• **SOURCE TEXT**:
┄┄┄┄┄┄┄┄┄┄

So how many people do you know in most industries stay with the same company. I know many Engineers and Techies, IT, software people who jump jobs every few yrs for better pay/position.

Yes, of course, but it doesn't mean people like it.
 
It's very easy to get a low burnout rate for teachers. You just send the survey's out during summer vacation.
Honestly, teachers burn out for the same reasons we do at this point. Yes, they get paid less, but even the highly paid ones burn out.
It's because they do work that is ostensibly good. They pour their hearts into it. But bad things still happen because it does. And in the millenial snowflake generation, nothing is the kid's fault, ever. So the teachers get blamed for outcomes they cannot control. Administration keeps coming up with newer and newer things to rate them on and for them to do. Our Press Ganey's are their standardized tests.
So yeah, at least they get summers off.
 
Honestly, teachers burn out for the same reasons we do at this point. Yes, they get paid less, but even the highly paid ones burn out.
It's because they do work that is ostensibly good. They pour their hearts into it. But bad things still happen because it does. And in the millenial snowflake generation, nothing is the kid's fault, ever. So the teachers get blamed for outcomes they cannot control. Administration keeps coming up with newer and newer things to rate them on and for them to do. Our Press Ganey's are their standardized tests.
So yeah, at least they get summers off.
I agree. Teachers should get summers off, they have a hard job with unreasonable expectations placed on them, and should get paid more. My point was not to begrudge teacher's summers off, but that it's incredibly easy to manipulate survey results, by how, what, when and which questions are asked, and thus the reference to "summers." Similarly, ask one group of EM physicians if they're burnout out, during the last hour of a long stretch of night shifts, ask another group after a stretch of 5 days off, and compare the results. Then, publish the results of group 1 and present those survey results to a pre-med interest group. Serve the second group of results to a group of EP's looking to improve practice quality in their CMG job. Hence, the paid polling industry in a nutshell.
 
Honestly, teachers burn out for the same reasons we do at this point. Yes, they get paid less, but even the highly paid ones burn out.

┄┄┄┄┄┄┄┄┄┄

• **PROBLEMS AND TASKS**:
1. Output the burnout thread word for word, everything from "So how many" down to "during summer vacation.".
2. Pick up the burnout thread after its last sentence and continue writing it.

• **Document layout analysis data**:
┄┄┄┄┄┄┄┄┄┄

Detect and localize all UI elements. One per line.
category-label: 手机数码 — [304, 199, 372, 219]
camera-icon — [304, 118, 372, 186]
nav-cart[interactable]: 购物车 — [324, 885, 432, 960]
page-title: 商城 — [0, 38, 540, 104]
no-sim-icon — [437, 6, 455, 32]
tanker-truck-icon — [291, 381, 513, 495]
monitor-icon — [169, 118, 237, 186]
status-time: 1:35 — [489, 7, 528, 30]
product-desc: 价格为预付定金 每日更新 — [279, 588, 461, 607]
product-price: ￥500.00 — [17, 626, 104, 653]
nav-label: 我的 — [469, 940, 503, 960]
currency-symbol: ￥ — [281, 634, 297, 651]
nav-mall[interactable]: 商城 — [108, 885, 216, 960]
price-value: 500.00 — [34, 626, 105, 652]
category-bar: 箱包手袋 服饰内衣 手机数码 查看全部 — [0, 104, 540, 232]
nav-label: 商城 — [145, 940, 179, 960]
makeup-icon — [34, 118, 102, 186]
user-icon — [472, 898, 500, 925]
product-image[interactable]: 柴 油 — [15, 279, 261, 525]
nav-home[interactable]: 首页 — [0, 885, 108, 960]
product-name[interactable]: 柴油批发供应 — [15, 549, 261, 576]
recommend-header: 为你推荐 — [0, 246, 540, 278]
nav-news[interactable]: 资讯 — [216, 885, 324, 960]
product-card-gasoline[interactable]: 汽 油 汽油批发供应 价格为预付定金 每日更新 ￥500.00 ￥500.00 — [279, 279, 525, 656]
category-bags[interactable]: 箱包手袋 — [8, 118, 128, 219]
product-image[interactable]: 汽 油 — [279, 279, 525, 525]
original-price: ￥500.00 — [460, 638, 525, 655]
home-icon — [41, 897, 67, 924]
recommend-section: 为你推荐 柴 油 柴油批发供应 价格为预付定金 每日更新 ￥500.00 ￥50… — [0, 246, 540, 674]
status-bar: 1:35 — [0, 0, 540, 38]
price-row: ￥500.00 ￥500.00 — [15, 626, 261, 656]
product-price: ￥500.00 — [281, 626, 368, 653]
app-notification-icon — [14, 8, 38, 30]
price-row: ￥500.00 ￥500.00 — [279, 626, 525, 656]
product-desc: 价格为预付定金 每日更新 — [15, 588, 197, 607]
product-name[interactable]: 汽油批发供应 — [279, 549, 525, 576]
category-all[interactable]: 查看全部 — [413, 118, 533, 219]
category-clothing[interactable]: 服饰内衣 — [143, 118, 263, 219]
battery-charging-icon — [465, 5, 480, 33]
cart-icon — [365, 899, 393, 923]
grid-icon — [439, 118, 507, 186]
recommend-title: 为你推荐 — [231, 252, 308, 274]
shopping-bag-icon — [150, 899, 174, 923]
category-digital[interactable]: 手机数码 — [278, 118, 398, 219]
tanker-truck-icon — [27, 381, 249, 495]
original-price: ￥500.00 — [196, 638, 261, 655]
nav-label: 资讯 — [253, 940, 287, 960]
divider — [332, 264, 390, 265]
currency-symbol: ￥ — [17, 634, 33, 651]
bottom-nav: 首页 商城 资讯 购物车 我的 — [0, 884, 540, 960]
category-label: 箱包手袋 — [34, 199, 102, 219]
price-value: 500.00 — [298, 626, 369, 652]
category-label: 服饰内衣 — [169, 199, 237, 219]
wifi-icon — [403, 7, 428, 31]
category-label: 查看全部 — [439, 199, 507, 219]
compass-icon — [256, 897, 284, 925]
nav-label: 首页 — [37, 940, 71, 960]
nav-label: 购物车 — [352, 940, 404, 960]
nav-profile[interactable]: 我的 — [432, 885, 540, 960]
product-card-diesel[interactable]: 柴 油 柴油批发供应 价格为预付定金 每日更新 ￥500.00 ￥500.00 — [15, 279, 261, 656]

┄┄┄┄┄┄┄┄┄┄

• **PER-TASK OUTPUTS**:
1.
So how many people do you know in most industries stay with the same company. I know many Engineers and Techies, IT, software people who jump jobs every few yrs for better pay/position.

Yes, of course, but it doesn't mean people like it.
 
It's very easy to get a low burnout rate for teachers. You just send the survey's out during summer vacation.

2.
It's because they do work that is ostensibly good. They pour their hearts into it. But bad things still happen because it does. And in the millenial snowflake generation, nothing is the kid's fault, ever. So the teachers get blamed for outcomes they cannot control. Administration keeps coming up with newer and newer things to rate them on and for them to do. Our Press Ganey's are their standardized tests.
So yeah, at least they get summers off.
Meh.....some are good and poor their hearts into the kids

Some definitely don’t
 
Meh.....some are good and poor their hearts into the kids

Some definitely don’t
There's also some terrible doctors out there. Most go into it for the right reasons. I doubt there are a lot of teachers who go into it for the money though.
 
And in the millenial snowflake generation, nothing is the kid's fault, ever. So the teachers get blamed for outcomes they cannot control.

Last time I used the terms "millennial" and "snowflake", I got all sorts of hell from... millennial snowflakes.

Millennial snowflake checking in.

Remember how eight- and nine-year old millennials banded together and forced tournament directors to give them participation troph--oh wait, that makes absolutely no sense; it was their mentally-fragile Baby Boomer parents who couldn't handle having a kid below first place.

Millennials are only starting to have kids old enough to be in middle school and above. Problem parents have existed for a much longer time; the prototypical problem parents are in fact, you guessed it, Baby Boomers.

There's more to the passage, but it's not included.